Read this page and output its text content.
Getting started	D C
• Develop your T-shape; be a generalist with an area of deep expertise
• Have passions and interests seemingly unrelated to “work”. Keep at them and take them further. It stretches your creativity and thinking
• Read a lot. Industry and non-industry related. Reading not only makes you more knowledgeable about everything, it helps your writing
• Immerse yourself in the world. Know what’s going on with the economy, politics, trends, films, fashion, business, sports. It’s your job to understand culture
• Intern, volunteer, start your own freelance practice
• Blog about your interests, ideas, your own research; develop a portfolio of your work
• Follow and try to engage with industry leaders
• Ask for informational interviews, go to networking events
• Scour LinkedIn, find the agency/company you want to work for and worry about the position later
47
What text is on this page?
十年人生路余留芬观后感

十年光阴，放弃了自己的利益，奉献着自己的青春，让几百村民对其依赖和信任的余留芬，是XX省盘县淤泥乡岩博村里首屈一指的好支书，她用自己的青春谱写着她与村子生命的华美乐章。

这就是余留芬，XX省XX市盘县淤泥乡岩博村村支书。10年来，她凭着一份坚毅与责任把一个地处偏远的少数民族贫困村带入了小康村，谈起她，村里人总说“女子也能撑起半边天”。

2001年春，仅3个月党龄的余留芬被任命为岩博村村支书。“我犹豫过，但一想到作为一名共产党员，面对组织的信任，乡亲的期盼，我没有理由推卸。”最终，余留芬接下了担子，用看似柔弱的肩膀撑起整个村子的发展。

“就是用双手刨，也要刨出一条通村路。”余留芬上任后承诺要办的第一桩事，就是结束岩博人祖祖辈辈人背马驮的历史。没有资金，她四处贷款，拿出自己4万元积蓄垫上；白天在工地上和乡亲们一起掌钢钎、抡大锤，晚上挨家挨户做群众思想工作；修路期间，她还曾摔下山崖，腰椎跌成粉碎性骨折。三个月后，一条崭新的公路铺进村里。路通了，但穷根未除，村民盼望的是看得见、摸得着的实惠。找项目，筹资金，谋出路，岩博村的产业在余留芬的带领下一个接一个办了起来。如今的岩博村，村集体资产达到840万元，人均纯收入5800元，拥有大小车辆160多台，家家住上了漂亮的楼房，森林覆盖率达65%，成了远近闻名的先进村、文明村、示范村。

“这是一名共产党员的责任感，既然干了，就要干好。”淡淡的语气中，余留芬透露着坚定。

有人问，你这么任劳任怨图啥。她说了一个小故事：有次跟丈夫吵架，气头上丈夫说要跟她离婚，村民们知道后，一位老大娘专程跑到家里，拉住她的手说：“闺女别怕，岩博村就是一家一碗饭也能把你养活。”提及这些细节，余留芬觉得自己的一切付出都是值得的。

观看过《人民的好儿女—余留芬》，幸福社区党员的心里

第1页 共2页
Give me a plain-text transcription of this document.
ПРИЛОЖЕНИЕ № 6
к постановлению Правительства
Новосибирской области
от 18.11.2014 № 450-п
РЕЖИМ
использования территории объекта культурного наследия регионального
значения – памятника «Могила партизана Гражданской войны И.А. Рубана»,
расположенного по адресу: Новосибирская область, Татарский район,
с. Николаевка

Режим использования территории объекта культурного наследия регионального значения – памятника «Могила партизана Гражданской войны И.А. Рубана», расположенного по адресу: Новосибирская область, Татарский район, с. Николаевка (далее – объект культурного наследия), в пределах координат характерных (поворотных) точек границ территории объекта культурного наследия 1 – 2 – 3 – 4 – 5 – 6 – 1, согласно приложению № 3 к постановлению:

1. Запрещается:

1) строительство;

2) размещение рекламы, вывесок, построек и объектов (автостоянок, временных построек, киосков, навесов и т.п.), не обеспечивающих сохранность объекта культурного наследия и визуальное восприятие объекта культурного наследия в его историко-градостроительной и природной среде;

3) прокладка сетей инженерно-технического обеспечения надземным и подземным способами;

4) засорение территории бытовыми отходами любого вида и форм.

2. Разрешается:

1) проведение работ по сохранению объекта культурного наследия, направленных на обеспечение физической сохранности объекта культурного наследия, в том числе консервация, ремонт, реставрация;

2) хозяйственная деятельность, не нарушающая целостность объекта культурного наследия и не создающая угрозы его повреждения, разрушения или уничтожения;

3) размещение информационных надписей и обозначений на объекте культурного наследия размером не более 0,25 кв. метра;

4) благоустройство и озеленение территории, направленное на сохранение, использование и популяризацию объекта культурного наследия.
___
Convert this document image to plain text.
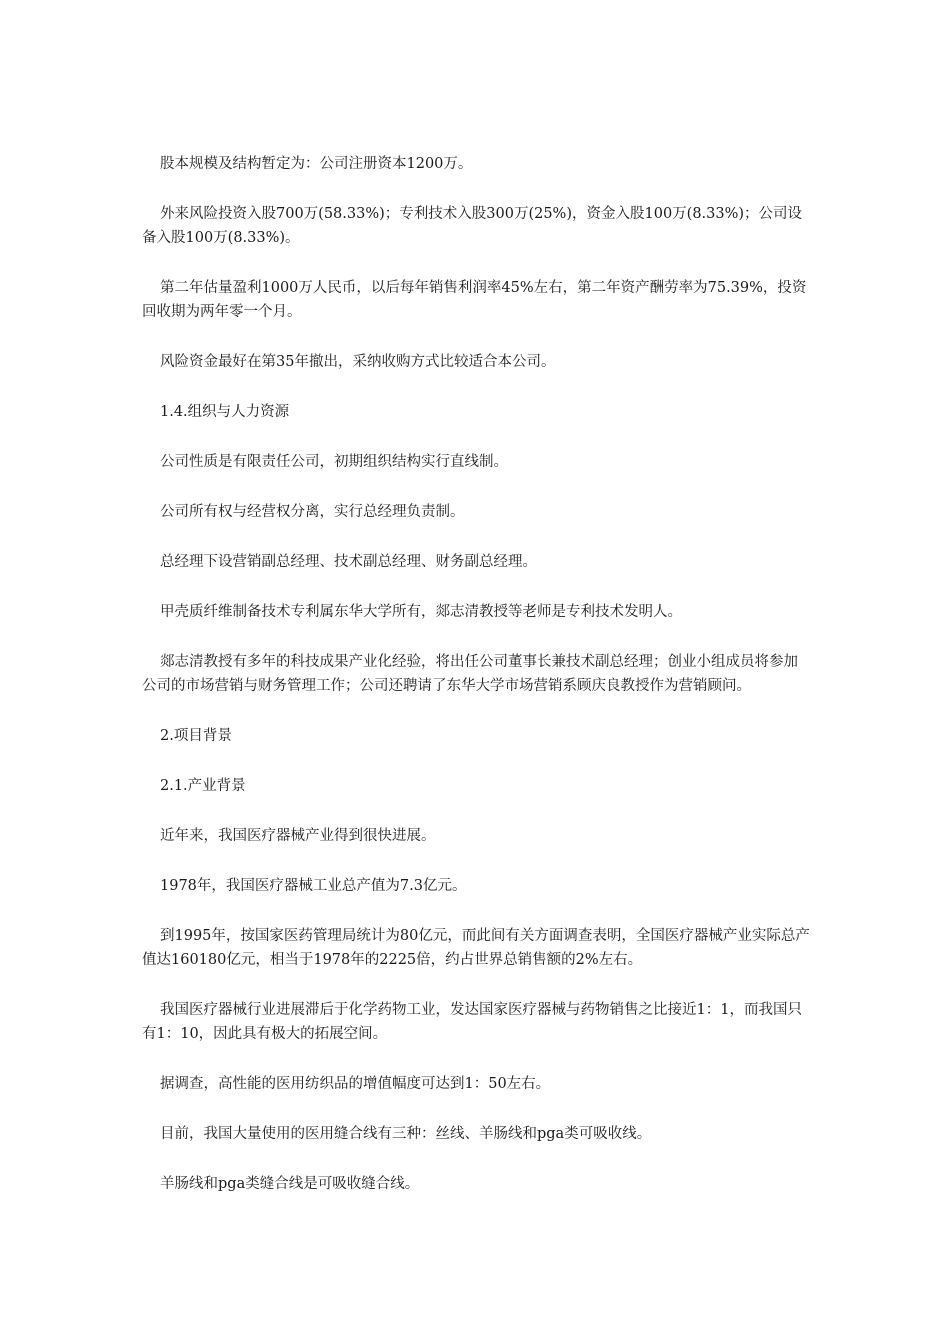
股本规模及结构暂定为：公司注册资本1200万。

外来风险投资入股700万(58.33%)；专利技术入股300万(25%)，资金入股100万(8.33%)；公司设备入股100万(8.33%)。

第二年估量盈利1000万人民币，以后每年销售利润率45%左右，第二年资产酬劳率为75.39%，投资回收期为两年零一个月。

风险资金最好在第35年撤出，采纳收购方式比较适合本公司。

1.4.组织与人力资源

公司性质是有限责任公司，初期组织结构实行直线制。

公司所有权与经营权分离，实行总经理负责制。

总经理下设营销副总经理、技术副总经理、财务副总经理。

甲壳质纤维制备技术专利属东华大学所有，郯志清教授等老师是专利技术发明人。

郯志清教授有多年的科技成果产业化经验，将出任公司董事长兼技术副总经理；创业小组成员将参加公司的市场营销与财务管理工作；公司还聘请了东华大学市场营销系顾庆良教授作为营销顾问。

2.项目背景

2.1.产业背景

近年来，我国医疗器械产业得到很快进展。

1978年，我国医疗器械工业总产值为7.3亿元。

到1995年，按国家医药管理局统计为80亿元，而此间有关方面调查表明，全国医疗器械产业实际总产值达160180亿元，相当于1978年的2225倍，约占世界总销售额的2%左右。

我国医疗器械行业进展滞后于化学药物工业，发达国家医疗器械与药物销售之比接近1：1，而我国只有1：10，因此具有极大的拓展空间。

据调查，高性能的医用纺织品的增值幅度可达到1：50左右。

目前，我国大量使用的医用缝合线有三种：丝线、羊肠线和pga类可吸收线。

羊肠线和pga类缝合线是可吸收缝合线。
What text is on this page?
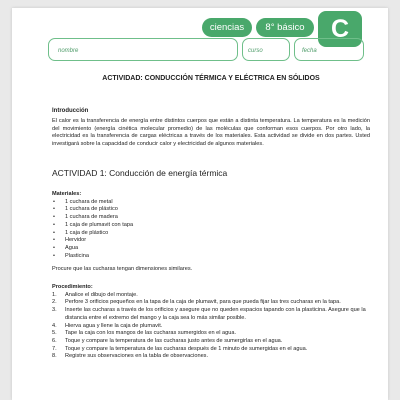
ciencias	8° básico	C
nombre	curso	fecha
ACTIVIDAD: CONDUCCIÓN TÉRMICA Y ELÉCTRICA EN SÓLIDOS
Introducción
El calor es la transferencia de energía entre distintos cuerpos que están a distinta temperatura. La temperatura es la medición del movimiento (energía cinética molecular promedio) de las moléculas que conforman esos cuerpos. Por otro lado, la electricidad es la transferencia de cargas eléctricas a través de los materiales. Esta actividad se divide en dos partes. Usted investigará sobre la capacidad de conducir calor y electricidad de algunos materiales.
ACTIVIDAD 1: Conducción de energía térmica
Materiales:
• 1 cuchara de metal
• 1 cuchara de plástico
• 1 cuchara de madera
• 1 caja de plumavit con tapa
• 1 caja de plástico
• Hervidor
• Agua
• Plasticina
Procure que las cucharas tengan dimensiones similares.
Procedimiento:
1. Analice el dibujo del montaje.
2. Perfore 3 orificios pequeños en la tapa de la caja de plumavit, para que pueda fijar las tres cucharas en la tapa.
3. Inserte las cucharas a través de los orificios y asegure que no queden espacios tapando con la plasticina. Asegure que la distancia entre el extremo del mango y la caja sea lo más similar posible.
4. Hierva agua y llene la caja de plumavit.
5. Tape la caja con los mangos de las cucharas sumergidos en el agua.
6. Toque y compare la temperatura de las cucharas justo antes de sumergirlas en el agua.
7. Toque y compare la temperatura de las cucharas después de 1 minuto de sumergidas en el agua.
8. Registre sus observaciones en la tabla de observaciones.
___
### [WHAT YOU SHOULD DO]
List all lines where "Новосибирская" occurs.

### [WORKED SOLUTION]
расположенного по адресу: Новосибирская область, Татарский район,
Режим использования территории объекта культурного наследия регионального значения – памятника «Могила партизана Гражданской войны И.А. Рубана», расположенного по адресу: Новосибирская область, Татарский район, с. Николаевка (далее – объект культурного наследия), в пределах координат характерных (поворотных) точек границ территории объекта культурного наследия 1 – 2 – 3 – 4 – 5 – 6 – 1, согласно приложению № 3 к постановлению:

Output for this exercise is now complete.